(DO THIS) Your copy should contain exactly the lines from the one that holds "Extract the structured" through the end of the material, reproduced as written, with no pictures.

(SUPPLIED RECORDS)
[Start]
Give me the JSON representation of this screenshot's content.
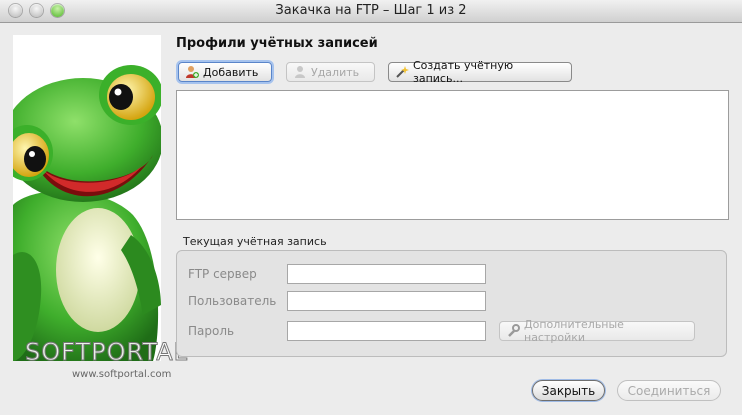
{
  "window": {
    "title": "Закачка на FTP – Шаг 1 из 2"
  },
  "profiles": {
    "title": "Профили учётных записей",
    "add_label": "Добавить",
    "delete_label": "Удалить",
    "create_label": "Создать учётную запись..."
  },
  "current_account": {
    "group_label": "Текущая учётная запись",
    "ftp_server_label": "FTP сервер",
    "username_label": "Пользователь",
    "password_label": "Пароль",
    "ftp_server_value": "",
    "username_value": "",
    "password_value": "",
    "advanced_label": "Дополнительные настройки"
  },
  "footer": {
    "close_label": "Закрыть",
    "connect_label": "Соединиться"
  },
  "watermark": {
    "brand": "SOFTPORTAL",
    "url": "www.softportal.com"
  },
  "colors": {
    "frog_green": "#3fae2c",
    "focus_ring": "#a6c3ee"
  }
}
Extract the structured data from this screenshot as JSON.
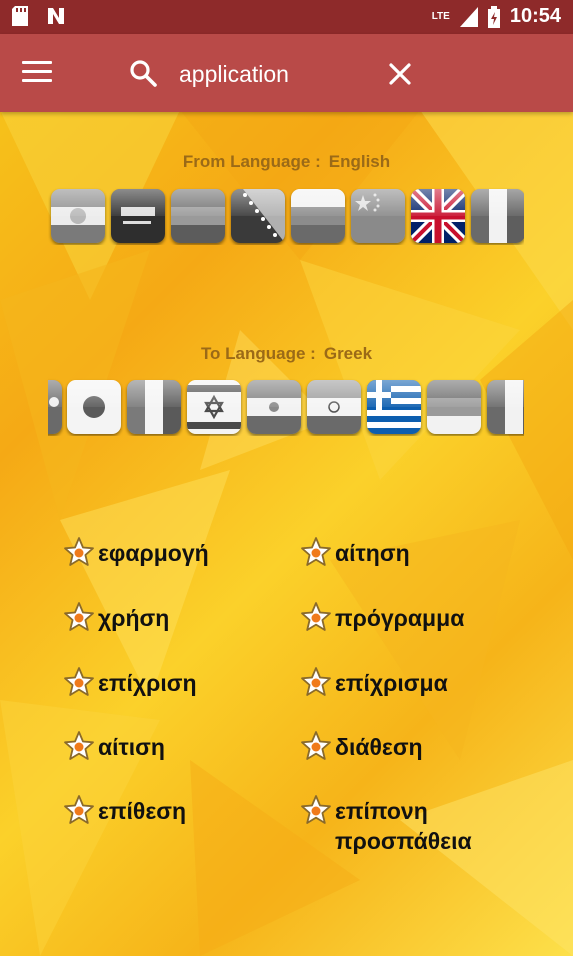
{
  "status_bar": {
    "time": "10:54",
    "network": "LTE"
  },
  "app_bar": {
    "search_value": "application"
  },
  "from_language": {
    "label": "From Language :",
    "value": "English"
  },
  "to_language": {
    "label": "To Language :",
    "value": "Greek"
  },
  "colors": {
    "status_bar": "#8e2a2a",
    "app_bar": "#b94a48",
    "label_text": "#9b6a17",
    "word_text": "#111111"
  },
  "from_flags": [
    "flag-kurdistan",
    "flag-saudi-arabia",
    "flag-gray-triband",
    "flag-bosnia",
    "flag-gray-horizontal",
    "flag-china",
    "flag-united-kingdom",
    "flag-gray-vertical"
  ],
  "to_flags": [
    "flag-partial-crescent",
    "flag-japan",
    "flag-gray-vertical",
    "flag-israel",
    "flag-iran",
    "flag-india",
    "flag-greece",
    "flag-gray-triband",
    "flag-gray-vertical-partial"
  ],
  "translations": [
    {
      "text": "εφαρμογή"
    },
    {
      "text": "αίτηση"
    },
    {
      "text": "χρήση"
    },
    {
      "text": "πρόγραμμα"
    },
    {
      "text": "επίχριση"
    },
    {
      "text": "επίχρισμα"
    },
    {
      "text": "αίτιση"
    },
    {
      "text": "διάθεση"
    },
    {
      "text": "επίθεση"
    },
    {
      "text": "επίπονη προσπάθεια"
    }
  ]
}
[End]
(TASK RESPONSE)
Extract the structured data from this screenshot as JSON.
{
  "status_bar": {
    "time": "10:54",
    "network": "LTE"
  },
  "app_bar": {
    "search_value": "application"
  },
  "from_language": {
    "label": "From Language :",
    "value": "English"
  },
  "to_language": {
    "label": "To Language :",
    "value": "Greek"
  },
  "colors": {
    "status_bar": "#8e2a2a",
    "app_bar": "#b94a48",
    "label_text": "#9b6a17",
    "word_text": "#111111"
  },
  "from_flags": [
    "flag-kurdistan",
    "flag-saudi-arabia",
    "flag-gray-triband",
    "flag-bosnia",
    "flag-gray-horizontal",
    "flag-china",
    "flag-united-kingdom",
    "flag-gray-vertical"
  ],
  "to_flags": [
    "flag-partial-crescent",
    "flag-japan",
    "flag-gray-vertical",
    "flag-israel",
    "flag-iran",
    "flag-india",
    "flag-greece",
    "flag-gray-triband",
    "flag-gray-vertical-partial"
  ],
  "translations": [
    {
      "text": "εφαρμογή"
    },
    {
      "text": "αίτηση"
    },
    {
      "text": "χρήση"
    },
    {
      "text": "πρόγραμμα"
    },
    {
      "text": "επίχριση"
    },
    {
      "text": "επίχρισμα"
    },
    {
      "text": "αίτιση"
    },
    {
      "text": "διάθεση"
    },
    {
      "text": "επίθεση"
    },
    {
      "text": "επίπονη προσπάθεια"
    }
  ]
}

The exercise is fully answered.